Restate all of the entries exactly, dropping any pictures they hold.

───── Input material ─────

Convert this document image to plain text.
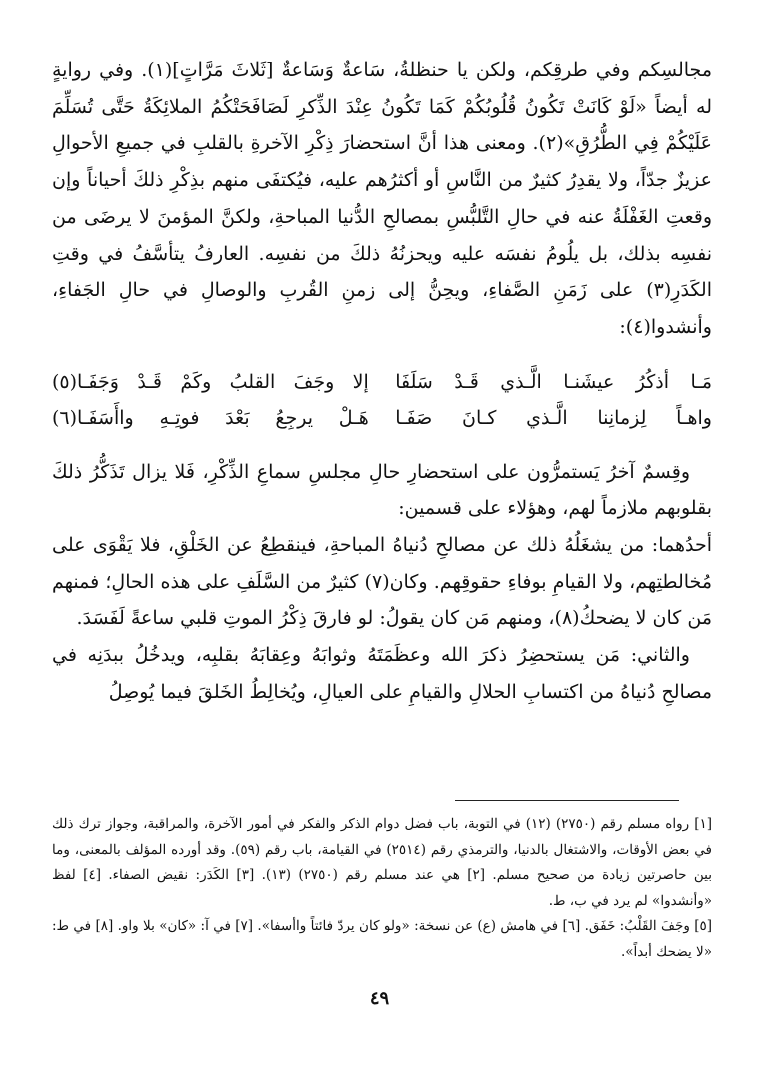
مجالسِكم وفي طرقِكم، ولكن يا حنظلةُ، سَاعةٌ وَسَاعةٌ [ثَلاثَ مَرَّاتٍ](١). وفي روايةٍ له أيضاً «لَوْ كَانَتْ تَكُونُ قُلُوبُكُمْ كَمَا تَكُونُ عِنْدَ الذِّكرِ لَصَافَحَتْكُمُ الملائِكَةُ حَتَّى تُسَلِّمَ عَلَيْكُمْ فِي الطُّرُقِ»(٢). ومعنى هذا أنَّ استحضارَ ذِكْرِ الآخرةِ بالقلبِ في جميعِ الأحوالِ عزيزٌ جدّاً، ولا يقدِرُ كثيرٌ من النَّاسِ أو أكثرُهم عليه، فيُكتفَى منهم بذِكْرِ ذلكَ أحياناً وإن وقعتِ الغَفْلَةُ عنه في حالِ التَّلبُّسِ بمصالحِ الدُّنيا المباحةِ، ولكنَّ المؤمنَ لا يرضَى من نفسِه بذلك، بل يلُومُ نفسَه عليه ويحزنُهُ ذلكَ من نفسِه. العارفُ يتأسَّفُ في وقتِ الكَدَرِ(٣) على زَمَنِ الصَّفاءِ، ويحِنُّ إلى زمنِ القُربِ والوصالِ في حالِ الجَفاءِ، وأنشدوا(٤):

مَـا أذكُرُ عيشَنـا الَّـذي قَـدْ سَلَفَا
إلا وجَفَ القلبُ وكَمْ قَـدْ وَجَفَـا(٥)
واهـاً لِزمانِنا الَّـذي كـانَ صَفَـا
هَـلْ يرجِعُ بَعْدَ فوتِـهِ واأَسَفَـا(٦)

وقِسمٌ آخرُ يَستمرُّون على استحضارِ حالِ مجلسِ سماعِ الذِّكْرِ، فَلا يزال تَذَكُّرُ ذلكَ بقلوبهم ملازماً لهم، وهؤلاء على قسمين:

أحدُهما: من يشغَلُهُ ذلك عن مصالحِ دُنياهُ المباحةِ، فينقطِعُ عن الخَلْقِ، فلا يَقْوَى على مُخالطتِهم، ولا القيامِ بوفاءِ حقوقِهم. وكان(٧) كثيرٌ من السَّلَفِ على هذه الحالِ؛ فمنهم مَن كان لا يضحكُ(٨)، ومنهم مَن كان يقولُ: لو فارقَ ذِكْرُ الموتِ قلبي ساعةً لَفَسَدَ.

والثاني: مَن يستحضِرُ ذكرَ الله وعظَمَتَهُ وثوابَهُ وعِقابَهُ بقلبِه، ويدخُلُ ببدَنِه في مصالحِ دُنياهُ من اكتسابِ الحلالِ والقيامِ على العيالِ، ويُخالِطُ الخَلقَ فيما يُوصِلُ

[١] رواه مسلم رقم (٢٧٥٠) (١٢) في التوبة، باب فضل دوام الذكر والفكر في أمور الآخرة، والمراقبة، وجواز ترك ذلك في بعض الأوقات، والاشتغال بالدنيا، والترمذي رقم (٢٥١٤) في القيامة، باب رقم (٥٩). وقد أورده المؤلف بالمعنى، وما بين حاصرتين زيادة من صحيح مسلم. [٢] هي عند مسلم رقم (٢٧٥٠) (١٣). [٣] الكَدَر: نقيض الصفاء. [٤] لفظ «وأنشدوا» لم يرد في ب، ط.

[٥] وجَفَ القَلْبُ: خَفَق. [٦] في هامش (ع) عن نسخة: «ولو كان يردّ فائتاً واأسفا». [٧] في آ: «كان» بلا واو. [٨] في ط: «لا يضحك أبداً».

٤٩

─────

## Solution for this task
Convert this document image to plain text.
مجالسِكم وفي طرقِكم، ولكن يا حنظلةُ، سَاعةٌ وَسَاعةٌ [ثَلاثَ مَرَّاتٍ](١). وفي روايةٍ له أيضاً «لَوْ كَانَتْ تَكُونُ قُلُوبُكُمْ كَمَا تَكُونُ عِنْدَ الذِّكرِ لَصَافَحَتْكُمُ الملائِكَةُ حَتَّى تُسَلِّمَ عَلَيْكُمْ فِي الطُّرُقِ»(٢). ومعنى هذا أنَّ استحضارَ ذِكْرِ الآخرةِ بالقلبِ في جميعِ الأحوالِ عزيزٌ جدّاً، ولا يقدِرُ كثيرٌ من النَّاسِ أو أكثرُهم عليه، فيُكتفَى منهم بذِكْرِ ذلكَ أحياناً وإن وقعتِ الغَفْلَةُ عنه في حالِ التَّلبُّسِ بمصالحِ الدُّنيا المباحةِ، ولكنَّ المؤمنَ لا يرضَى من نفسِه بذلك، بل يلُومُ نفسَه عليه ويحزنُهُ ذلكَ من نفسِه. العارفُ يتأسَّفُ في وقتِ الكَدَرِ(٣) على زَمَنِ الصَّفاءِ، ويحِنُّ إلى زمنِ القُربِ والوصالِ في حالِ الجَفاءِ، وأنشدوا(٤):

مَـا أذكُرُ عيشَنـا الَّـذي قَـدْ سَلَفَا
إلا وجَفَ القلبُ وكَمْ قَـدْ وَجَفَـا(٥)
واهـاً لِزمانِنا الَّـذي كـانَ صَفَـا
هَـلْ يرجِعُ بَعْدَ فوتِـهِ واأَسَفَـا(٦)

وقِسمٌ آخرُ يَستمرُّون على استحضارِ حالِ مجلسِ سماعِ الذِّكْرِ، فَلا يزال تَذَكُّرُ ذلكَ بقلوبهم ملازماً لهم، وهؤلاء على قسمين:

أحدُهما: من يشغَلُهُ ذلك عن مصالحِ دُنياهُ المباحةِ، فينقطِعُ عن الخَلْقِ، فلا يَقْوَى على مُخالطتِهم، ولا القيامِ بوفاءِ حقوقِهم. وكان(٧) كثيرٌ من السَّلَفِ على هذه الحالِ؛ فمنهم مَن كان لا يضحكُ(٨)، ومنهم مَن كان يقولُ: لو فارقَ ذِكْرُ الموتِ قلبي ساعةً لَفَسَدَ.

والثاني: مَن يستحضِرُ ذكرَ الله وعظَمَتَهُ وثوابَهُ وعِقابَهُ بقلبِه، ويدخُلُ ببدَنِه في مصالحِ دُنياهُ من اكتسابِ الحلالِ والقيامِ على العيالِ، ويُخالِطُ الخَلقَ فيما يُوصِلُ

[١] رواه مسلم رقم (٢٧٥٠) (١٢) في التوبة، باب فضل دوام الذكر والفكر في أمور الآخرة، والمراقبة، وجواز ترك ذلك في بعض الأوقات، والاشتغال بالدنيا، والترمذي رقم (٢٥١٤) في القيامة، باب رقم (٥٩). وقد أورده المؤلف بالمعنى، وما بين حاصرتين زيادة من صحيح مسلم. [٢] هي عند مسلم رقم (٢٧٥٠) (١٣). [٣] الكَدَر: نقيض الصفاء. [٤] لفظ «وأنشدوا» لم يرد في ب، ط.

[٥] وجَفَ القَلْبُ: خَفَق. [٦] في هامش (ع) عن نسخة: «ولو كان يردّ فائتاً واأسفا». [٧] في آ: «كان» بلا واو. [٨] في ط: «لا يضحك أبداً».

٤٩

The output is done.